LISTED RECORDS:
▬▬▬▬▬▬

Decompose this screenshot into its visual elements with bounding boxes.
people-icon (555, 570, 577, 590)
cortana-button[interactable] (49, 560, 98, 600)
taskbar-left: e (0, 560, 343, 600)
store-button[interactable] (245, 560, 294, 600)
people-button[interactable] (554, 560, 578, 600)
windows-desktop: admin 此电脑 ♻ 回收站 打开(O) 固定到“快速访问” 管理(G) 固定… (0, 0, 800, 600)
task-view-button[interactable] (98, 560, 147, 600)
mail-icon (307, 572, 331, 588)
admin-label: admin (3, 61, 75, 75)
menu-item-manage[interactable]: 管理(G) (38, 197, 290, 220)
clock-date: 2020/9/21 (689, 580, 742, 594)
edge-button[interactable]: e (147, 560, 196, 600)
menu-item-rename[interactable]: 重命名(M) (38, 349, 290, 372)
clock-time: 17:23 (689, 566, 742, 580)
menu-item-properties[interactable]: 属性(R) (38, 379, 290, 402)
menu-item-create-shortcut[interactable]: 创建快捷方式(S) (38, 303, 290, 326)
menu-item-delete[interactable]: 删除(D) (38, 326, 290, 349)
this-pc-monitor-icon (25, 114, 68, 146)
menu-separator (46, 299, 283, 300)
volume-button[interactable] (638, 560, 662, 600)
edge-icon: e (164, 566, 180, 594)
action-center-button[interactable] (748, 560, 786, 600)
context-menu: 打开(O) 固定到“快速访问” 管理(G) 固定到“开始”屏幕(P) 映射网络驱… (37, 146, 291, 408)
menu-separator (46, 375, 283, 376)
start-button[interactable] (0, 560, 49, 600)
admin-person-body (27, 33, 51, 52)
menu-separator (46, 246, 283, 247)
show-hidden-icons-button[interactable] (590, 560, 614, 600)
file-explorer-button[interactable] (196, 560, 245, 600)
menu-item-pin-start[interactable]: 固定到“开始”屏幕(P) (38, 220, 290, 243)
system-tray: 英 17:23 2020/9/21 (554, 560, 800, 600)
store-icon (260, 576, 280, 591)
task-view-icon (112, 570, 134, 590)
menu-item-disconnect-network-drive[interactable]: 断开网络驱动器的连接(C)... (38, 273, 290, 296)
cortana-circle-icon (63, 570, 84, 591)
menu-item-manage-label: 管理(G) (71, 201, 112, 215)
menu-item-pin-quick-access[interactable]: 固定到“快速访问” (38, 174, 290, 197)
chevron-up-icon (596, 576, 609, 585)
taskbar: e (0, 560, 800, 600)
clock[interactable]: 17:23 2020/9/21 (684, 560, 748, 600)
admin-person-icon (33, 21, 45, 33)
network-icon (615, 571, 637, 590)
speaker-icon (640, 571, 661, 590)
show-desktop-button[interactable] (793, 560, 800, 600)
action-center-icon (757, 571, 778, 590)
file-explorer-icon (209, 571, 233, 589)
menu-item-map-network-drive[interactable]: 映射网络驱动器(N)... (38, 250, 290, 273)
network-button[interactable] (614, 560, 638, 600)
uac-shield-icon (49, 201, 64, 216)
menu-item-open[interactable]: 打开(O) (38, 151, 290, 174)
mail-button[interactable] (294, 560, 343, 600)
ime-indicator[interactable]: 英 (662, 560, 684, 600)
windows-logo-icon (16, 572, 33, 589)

▬▬▬▬▬▬

EXERCISE TASK: Present every line of the items above as a numbered list, leaving out any blank lines.

RESULT OF THE TASK:
1. Decompose this screenshot into its visual elements with bounding boxes.
2. people-icon (555, 570, 577, 590)
3. cortana-button[interactable] (49, 560, 98, 600)
4. taskbar-left: e (0, 560, 343, 600)
5. store-button[interactable] (245, 560, 294, 600)
6. people-button[interactable] (554, 560, 578, 600)
7. windows-desktop: admin 此电脑 ♻ 回收站 打开(O) 固定到“快速访问” 管理(G) 固定… (0, 0, 800, 600)
8. task-view-button[interactable] (98, 560, 147, 600)
9. mail-icon (307, 572, 331, 588)
10. admin-label: admin (3, 61, 75, 75)
11. menu-item-manage[interactable]: 管理(G) (38, 197, 290, 220)
12. clock-date: 2020/9/21 (689, 580, 742, 594)
13. edge-button[interactable]: e (147, 560, 196, 600)
14. menu-item-rename[interactable]: 重命名(M) (38, 349, 290, 372)
15. clock-time: 17:23 (689, 566, 742, 580)
16. menu-item-properties[interactable]: 属性(R) (38, 379, 290, 402)
17. menu-item-create-shortcut[interactable]: 创建快捷方式(S) (38, 303, 290, 326)
18. menu-item-delete[interactable]: 删除(D) (38, 326, 290, 349)
19. this-pc-monitor-icon (25, 114, 68, 146)
20. menu-separator (46, 299, 283, 300)
21. volume-button[interactable] (638, 560, 662, 600)
22. edge-icon: e (164, 566, 180, 594)
23. action-center-button[interactable] (748, 560, 786, 600)
24. context-menu: 打开(O) 固定到“快速访问” 管理(G) 固定到“开始”屏幕(P) 映射网络驱… (37, 146, 291, 408)
25. menu-separator (46, 375, 283, 376)
26. start-button[interactable] (0, 560, 49, 600)
27. admin-person-body (27, 33, 51, 52)
28. menu-separator (46, 246, 283, 247)
29. show-hidden-icons-button[interactable] (590, 560, 614, 600)
30. file-explorer-button[interactable] (196, 560, 245, 600)
31. menu-item-pin-start[interactable]: 固定到“开始”屏幕(P) (38, 220, 290, 243)
32. system-tray: 英 17:23 2020/9/21 (554, 560, 800, 600)
33. store-icon (260, 576, 280, 591)
34. task-view-icon (112, 570, 134, 590)
35. menu-item-disconnect-network-drive[interactable]: 断开网络驱动器的连接(C)... (38, 273, 290, 296)
36. cortana-circle-icon (63, 570, 84, 591)
37. menu-item-manage-label: 管理(G) (71, 201, 112, 215)
38. menu-item-pin-quick-access[interactable]: 固定到“快速访问” (38, 174, 290, 197)
39. chevron-up-icon (596, 576, 609, 585)
40. taskbar: e (0, 560, 800, 600)
41. clock[interactable]: 17:23 2020/9/21 (684, 560, 748, 600)
42. admin-person-icon (33, 21, 45, 33)
43. network-icon (615, 571, 637, 590)
44. speaker-icon (640, 571, 661, 590)
45. show-desktop-button[interactable] (793, 560, 800, 600)
46. action-center-icon (757, 571, 778, 590)
47. file-explorer-icon (209, 571, 233, 589)
48. menu-item-map-network-drive[interactable]: 映射网络驱动器(N)... (38, 250, 290, 273)
49. network-button[interactable] (614, 560, 638, 600)
50. uac-shield-icon (49, 201, 64, 216)
51. menu-item-open[interactable]: 打开(O) (38, 151, 290, 174)
52. mail-button[interactable] (294, 560, 343, 600)
53. ime-indicator[interactable]: 英 (662, 560, 684, 600)
54. windows-logo-icon (16, 572, 33, 589)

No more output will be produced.